Dataset items

________________

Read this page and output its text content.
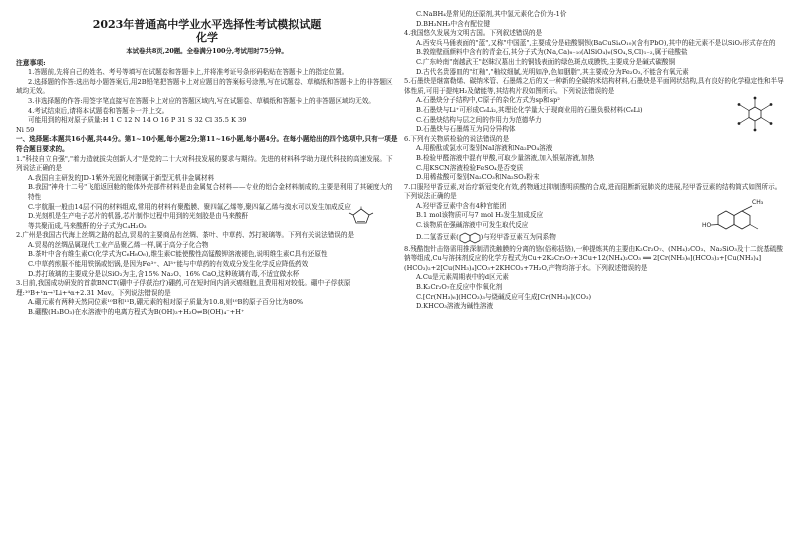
2023年普通高中学业水平选择性考试模拟试题
化学

本试卷共8页,20题。全卷满分100分,考试用时75分钟。

注意事项:

1.答题前,先将自己的姓名、考号等填写在试题卷和答题卡上,并将准考证号条形码粘贴在答题卡上的指定位置。

2.选择题的作答:选出每小题答案后,用2B铅笔把答题卡上对应题目的答案标号涂黑,写在试题卷、草稿纸和答题卡上的非答题区域均无效。

3.非选择题的作答:用签字笔直接写在答题卡上对应的答题区域内,写在试题卷、草稿纸和答题卡上的非答题区域均无效。

4.考试结束后,请将本试题卷和答题卡一并上交。

可能用到的相对原子质量:H 1 C 12 N 14 O 16 P 31 S 32 Cl 35.5 K 39

Ni 59

一、选择题:本题共16小题,共44分。第1~10小题,每小题2分;第11~16小题,每小题4分。在每小题给出的四个选项中,只有一项是符合题目要求的。

1."科技自立自强","着力造就拔尖创新人才"是党的二十大对科技发展的要求与期待。先进的材料科学助力现代科技的高速发展。下列说法正确的是

A.我国自主研发的JD-1紫外光固化树脂属于新型无机非金属材料

B.我国"神舟十二号"飞船返回舱的舱体外壳部件材料是由金属复合材料——专业的铝合金材料制成的,主要是利用了其硬度大的特性

C.宇航服一般由14层不同的材料组成,常用的材料有聚酯膜、聚四氟乙烯等,聚四氟乙烯与溴水可以发生加成反应

D.光刻机是生产电子芯片的机器,芯片制作过程中用到的光刻胶是由马来酸酐

等共聚而成,马来酸酐的分子式为C₄H₂O₃

2.广州是我国古代海上丝绸之路的起点,贸易的主要商品有丝绸、茶叶、中草药、苏打玻璃等。下列有关说法错误的是

A.贸易的丝绸品属现代工业产品聚乙烯一样,属于高分子化合物

B.茶叶中含有维生素C(化学式为C₆H₈O₆),维生素C能使酸性高锰酸钾溶液褪色,说明维生素C具有还原性

C.中草药煎服不能用铁锅或铝锅,是因为Fe³⁺、Al³⁺能与中草药的有效成分发生化学反应降低药效

D.苏打玻璃的主要成分是以SiO₂为主,含15% Na₂O、16% CaO,这种玻璃有毒,不适宜做水杯

3.目前,我国成功研发的首款BNCT(硼中子俘获治疗)硼药,可在短时间内消灭癌细胞,且费用相对较低。硼中子俘获原理:¹⁰B+¹n→⁷Li+⁴α+2.31 Mev。下列说法错误的是

A.硼元素有两种天然同位素¹⁰B和¹¹B,硼元素的相对原子质量为10.8,则¹⁰B的原子百分比为80%

B.硼酸(H₃BO₃)在水溶液中的电离方程式为B(OH)₃+H₂O⇌B(OH)₄⁻+H⁺

C.NaBH₄是常见的还原剂,其中氢元素化合价为-1价

D.BH₃NH₃中含有配位键

4.我国悠久发展为文明古国。下列叙述错误的是

A.西安兵马俑表面的"蓝",又称"中国蓝",主要成分是硅酸铜钡(BaCuSi₄O₁₀)(含有PbO),其中的硅元素不是以SiO₂形式存在的

B.敦煌壁画颜料中含有的青金石,其分子式为(Na,Ca)₈₋₁₀(AlSiO₄)₆(SO₄,S,Cl)₁₋₂,属于硅酸盐

C.广东岭南"南越武王"赵眜汉墓出土的铜钱表面的绿色斑点成膜铁,主要成分是碱式碳酸铜

D.古代名贵器皿的"红釉","釉纹细腻,光明如净,色如胭脂",其主要成分为Fe₂O₃,不能含有氧元素

5.石墨炔是继富勒烯、碳纳米管、石墨烯之后的又一种新的全碳纳米结构材料,石墨炔是平面网状结构,具有良好的化学稳定性和半导体性质,可用于提纯H₂及储能等,其结构片段如图所示。下列说法错误的是

A.石墨炔分子结构中,C原子的杂化方式为sp和sp²

B.石墨炔与Li⁺可形成C₆Li₂,其理论化学量大于现商业用的石墨负极材料(C₆Li)

C.石墨炔结构与层之间的作用力为范德华力

D.石墨炔与石墨烯互为同分异构体

6.下列有关物质检验的说法错误的是

A.用酚酞或氯水可鉴别NaI溶液和Na₂PO₄溶液

B.检验甲醛溶液中混有甲酸,可取少量溶液,加入银氨溶液,加热

C.用KSCN溶液检验FeSO₄是否变质

D.用稀盐酸可鉴别Na₂CO₃和Na₂SO₃粉末

7.口服羟甲香豆素,对治疗新冠变化有效,药物通过抑制透明质酸的合成,进而阻断新冠肺炎的进展,羟甲香豆素的结构简式如图所示。下列说法正确的是

A.羟甲香豆素中含有4种官能团

B.1 mol该物质可与7 mol H₂发生加成反应

C.该物质在强碱溶液中可发生取代反应

CH₃
HO

D.二氢香豆素(	)与羟甲香豆素互为同系物

8.残酷饱针击铬需用推深制清洗触膜的分离的铬(俗称括铬),一种提炼其的主要由K₂Cr₂O₇、(NH₄)₂CO₃、Na₂SiO₃及十二烷基硫酸钠等组成,Cu与溶抹剂反应的化学方程式为Cu+2K₂Cr₂O₇+3Cu+12(NH₄)₂CO₃ ══ 2[Cr(NH₃)₆](HCO₃)₃+[Cu(NH₃)₄](HCO₃)₂+2[Cu(NH₃)₄]CO₃+2KHCO₃+7H₂O,产物均溶于水。下列叙述错误的是

A.Cu是元素周期表中的d区元素

B.K₂Cr₂O₇在反应中作氧化剂

C.[Cr(NH₃)₆](HCO₃)₃与烧碱反应可生成[Cr(NH₃)₆](CO₃)

D.KHCO₃溶液为碱性溶液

________________

**Work required**
Check every line of the data above for the string "下列说法错误的是", and copy those that have it.

**Problem solution**
3.目前,我国成功研发的首款BNCT(硼中子俘获治疗)硼药,可在短时间内消灭癌细胞,且费用相对较低。硼中子俘获原理:¹⁰B+¹n→⁷Li+⁴α+2.31 Mev。下列说法错误的是
5.石墨炔是继富勒烯、碳纳米管、石墨烯之后的又一种新的全碳纳米结构材料,石墨炔是平面网状结构,具有良好的化学稳定性和半导体性质,可用于提纯H₂及储能等,其结构片段如图所示。下列说法错误的是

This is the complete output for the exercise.